_DIRECTIVE_
Say how many lines include the word "novembre". Reply with nothing but the number.

○ ○ ○ ○ ○ ○ ○

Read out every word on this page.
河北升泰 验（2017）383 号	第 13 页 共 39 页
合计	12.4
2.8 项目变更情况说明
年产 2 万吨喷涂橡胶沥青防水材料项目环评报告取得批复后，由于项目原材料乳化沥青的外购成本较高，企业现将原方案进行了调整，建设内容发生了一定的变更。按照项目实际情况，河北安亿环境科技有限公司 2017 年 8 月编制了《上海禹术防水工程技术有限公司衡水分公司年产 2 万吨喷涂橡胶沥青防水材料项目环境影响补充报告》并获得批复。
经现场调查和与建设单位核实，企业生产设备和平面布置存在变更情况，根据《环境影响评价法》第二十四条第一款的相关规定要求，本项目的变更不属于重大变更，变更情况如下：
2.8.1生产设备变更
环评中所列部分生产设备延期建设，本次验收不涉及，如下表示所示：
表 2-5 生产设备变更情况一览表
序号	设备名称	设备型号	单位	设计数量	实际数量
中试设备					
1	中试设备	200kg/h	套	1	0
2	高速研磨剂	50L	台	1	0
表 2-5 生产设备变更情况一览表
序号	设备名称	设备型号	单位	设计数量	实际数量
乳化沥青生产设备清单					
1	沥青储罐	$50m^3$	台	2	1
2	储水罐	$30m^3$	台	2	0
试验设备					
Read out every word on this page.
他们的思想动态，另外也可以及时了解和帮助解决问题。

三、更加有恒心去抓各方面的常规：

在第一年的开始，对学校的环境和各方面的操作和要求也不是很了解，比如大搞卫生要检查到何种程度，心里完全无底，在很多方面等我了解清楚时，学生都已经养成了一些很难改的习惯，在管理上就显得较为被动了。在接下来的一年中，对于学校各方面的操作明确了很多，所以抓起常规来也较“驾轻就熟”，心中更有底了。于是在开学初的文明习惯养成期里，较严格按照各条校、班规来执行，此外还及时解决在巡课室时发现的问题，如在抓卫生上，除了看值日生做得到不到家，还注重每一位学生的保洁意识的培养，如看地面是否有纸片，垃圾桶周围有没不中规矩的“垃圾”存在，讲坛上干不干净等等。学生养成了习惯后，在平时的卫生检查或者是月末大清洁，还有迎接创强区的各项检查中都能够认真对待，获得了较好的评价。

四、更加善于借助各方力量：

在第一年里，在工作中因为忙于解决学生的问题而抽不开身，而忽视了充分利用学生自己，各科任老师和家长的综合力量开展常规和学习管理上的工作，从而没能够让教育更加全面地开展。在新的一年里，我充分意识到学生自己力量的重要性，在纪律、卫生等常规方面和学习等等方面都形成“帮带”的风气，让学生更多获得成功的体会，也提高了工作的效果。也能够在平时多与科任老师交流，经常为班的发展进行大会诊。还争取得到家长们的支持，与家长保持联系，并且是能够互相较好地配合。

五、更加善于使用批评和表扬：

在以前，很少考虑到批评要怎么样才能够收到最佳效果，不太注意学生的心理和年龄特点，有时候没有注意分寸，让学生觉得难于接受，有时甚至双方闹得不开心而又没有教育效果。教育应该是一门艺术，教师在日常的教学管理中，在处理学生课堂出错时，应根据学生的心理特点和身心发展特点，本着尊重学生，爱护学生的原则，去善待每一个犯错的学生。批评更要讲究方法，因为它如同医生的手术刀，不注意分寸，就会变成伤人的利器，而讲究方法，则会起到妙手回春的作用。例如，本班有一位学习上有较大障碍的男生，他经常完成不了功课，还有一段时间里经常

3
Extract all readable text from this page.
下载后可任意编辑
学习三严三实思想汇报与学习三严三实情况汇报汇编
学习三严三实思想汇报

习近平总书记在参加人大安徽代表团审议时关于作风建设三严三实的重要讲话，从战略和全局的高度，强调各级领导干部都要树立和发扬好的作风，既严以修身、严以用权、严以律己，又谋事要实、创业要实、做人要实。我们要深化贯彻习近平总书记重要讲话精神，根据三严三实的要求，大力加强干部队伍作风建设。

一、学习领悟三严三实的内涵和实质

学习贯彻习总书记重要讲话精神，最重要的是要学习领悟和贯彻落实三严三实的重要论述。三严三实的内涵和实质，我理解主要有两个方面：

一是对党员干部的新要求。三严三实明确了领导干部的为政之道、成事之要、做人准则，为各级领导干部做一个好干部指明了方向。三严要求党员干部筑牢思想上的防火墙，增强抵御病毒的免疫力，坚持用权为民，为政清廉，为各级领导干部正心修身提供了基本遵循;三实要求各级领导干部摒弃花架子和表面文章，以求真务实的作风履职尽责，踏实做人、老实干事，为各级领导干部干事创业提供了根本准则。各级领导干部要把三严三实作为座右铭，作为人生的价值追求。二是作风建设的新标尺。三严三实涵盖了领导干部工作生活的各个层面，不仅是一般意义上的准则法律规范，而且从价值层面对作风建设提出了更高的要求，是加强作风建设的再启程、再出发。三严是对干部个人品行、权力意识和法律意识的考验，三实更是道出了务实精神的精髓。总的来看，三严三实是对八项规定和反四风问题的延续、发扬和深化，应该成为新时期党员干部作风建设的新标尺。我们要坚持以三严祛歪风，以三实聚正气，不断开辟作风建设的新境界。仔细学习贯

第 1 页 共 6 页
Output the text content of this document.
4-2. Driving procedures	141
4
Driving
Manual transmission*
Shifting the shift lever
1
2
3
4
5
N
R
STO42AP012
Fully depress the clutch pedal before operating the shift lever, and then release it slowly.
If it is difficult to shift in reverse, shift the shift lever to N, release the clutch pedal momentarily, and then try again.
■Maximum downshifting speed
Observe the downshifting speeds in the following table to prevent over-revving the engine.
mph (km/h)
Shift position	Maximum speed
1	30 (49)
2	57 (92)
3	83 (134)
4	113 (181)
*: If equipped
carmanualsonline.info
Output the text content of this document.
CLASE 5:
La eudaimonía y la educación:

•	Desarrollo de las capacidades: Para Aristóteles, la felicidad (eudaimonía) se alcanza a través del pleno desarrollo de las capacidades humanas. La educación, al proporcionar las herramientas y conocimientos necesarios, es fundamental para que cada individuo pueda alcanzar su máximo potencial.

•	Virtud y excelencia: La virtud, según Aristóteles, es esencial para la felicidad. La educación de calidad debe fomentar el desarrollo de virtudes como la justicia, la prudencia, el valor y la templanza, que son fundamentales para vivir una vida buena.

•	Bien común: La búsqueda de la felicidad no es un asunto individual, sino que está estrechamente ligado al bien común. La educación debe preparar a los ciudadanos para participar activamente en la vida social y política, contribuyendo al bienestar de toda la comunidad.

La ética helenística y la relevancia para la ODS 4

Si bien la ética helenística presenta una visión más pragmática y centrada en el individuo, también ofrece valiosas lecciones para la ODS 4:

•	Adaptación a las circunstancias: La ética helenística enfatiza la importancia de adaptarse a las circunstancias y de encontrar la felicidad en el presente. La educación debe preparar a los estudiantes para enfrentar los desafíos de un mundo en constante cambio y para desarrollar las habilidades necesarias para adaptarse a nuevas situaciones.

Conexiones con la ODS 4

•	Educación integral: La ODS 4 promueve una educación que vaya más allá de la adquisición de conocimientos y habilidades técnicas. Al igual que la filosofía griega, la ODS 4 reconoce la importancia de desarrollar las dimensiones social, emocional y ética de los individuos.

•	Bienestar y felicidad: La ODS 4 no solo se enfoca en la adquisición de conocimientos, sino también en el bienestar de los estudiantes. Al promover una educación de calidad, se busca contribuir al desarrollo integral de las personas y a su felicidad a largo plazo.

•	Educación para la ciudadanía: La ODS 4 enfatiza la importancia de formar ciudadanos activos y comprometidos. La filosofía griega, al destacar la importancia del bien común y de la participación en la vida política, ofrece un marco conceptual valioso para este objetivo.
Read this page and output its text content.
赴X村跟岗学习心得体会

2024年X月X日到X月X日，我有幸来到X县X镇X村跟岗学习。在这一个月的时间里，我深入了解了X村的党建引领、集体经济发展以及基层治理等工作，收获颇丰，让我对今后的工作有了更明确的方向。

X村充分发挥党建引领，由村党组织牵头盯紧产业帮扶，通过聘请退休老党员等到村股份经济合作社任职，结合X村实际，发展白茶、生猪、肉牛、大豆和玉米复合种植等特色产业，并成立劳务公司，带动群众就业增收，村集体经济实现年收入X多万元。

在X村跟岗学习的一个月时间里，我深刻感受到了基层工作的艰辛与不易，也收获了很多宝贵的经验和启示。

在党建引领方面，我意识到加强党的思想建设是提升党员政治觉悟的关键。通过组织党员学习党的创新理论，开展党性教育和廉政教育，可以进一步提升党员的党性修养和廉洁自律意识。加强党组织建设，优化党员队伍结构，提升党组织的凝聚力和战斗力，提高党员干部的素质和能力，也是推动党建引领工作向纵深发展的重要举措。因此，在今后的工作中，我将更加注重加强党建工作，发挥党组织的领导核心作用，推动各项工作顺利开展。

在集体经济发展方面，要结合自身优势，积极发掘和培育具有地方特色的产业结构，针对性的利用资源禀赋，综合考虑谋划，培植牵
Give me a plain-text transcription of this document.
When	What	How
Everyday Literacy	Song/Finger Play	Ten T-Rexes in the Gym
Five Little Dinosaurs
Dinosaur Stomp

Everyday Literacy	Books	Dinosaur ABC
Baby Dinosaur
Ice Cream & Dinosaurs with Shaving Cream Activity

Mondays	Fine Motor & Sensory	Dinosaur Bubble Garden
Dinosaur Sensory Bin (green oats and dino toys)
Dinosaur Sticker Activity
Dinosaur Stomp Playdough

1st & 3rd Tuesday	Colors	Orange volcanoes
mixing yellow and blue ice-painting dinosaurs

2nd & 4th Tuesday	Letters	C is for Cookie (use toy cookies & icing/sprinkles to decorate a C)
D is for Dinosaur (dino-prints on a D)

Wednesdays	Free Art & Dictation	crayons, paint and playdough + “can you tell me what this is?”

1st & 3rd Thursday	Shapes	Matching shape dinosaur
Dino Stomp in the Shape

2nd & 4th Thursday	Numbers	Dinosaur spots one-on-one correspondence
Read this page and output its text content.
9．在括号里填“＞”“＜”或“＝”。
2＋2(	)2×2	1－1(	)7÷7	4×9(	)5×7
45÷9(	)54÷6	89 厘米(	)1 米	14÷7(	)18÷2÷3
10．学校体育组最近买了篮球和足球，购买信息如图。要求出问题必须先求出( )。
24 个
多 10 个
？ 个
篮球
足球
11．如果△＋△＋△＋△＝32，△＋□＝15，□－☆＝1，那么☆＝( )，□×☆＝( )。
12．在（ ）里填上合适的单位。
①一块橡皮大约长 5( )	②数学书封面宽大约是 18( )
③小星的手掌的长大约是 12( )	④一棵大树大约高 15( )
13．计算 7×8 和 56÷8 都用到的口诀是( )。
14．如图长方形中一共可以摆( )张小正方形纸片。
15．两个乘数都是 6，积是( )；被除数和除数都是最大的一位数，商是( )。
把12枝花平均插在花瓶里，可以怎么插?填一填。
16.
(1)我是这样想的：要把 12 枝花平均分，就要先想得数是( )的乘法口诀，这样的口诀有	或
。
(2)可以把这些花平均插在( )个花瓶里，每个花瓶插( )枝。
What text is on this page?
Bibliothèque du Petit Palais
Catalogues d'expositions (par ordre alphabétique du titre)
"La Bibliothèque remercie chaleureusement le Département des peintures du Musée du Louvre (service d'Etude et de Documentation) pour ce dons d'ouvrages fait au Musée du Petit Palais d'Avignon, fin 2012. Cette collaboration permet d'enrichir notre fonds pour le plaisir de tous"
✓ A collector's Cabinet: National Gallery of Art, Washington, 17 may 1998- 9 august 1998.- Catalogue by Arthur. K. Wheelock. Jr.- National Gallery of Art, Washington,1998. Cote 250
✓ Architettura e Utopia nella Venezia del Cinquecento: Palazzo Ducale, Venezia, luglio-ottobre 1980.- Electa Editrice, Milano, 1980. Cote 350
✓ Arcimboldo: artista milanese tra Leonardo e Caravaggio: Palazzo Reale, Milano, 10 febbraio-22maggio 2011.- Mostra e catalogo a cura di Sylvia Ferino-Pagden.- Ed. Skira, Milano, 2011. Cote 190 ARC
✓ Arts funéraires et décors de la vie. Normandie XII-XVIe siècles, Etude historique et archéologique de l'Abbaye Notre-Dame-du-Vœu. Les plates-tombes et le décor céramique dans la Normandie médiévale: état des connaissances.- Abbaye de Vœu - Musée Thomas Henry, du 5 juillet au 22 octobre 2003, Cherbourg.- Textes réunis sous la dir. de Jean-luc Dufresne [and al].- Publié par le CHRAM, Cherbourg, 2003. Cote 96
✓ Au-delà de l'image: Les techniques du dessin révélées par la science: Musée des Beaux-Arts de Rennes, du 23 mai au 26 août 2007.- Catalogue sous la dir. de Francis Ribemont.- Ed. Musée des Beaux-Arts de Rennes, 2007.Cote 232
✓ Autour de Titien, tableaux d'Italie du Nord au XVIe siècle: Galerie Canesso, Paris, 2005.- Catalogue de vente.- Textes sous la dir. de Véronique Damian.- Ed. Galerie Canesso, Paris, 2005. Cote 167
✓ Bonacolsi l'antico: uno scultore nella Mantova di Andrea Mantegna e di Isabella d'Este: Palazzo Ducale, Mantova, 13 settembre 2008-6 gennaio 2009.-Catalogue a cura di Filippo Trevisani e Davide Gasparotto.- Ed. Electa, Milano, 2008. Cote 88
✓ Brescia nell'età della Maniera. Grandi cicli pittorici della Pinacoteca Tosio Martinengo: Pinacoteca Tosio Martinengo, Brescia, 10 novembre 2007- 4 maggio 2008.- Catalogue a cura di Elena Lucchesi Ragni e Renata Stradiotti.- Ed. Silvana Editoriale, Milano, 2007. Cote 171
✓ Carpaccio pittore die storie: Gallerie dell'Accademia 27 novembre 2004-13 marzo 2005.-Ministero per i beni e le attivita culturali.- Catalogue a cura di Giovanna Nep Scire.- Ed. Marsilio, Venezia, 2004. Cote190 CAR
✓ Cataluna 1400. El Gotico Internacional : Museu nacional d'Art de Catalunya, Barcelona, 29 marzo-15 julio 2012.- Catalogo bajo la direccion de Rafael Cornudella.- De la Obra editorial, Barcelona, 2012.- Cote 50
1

○ ○ ○ ○ ○ ○ ○

_TASK OUTPUT_
2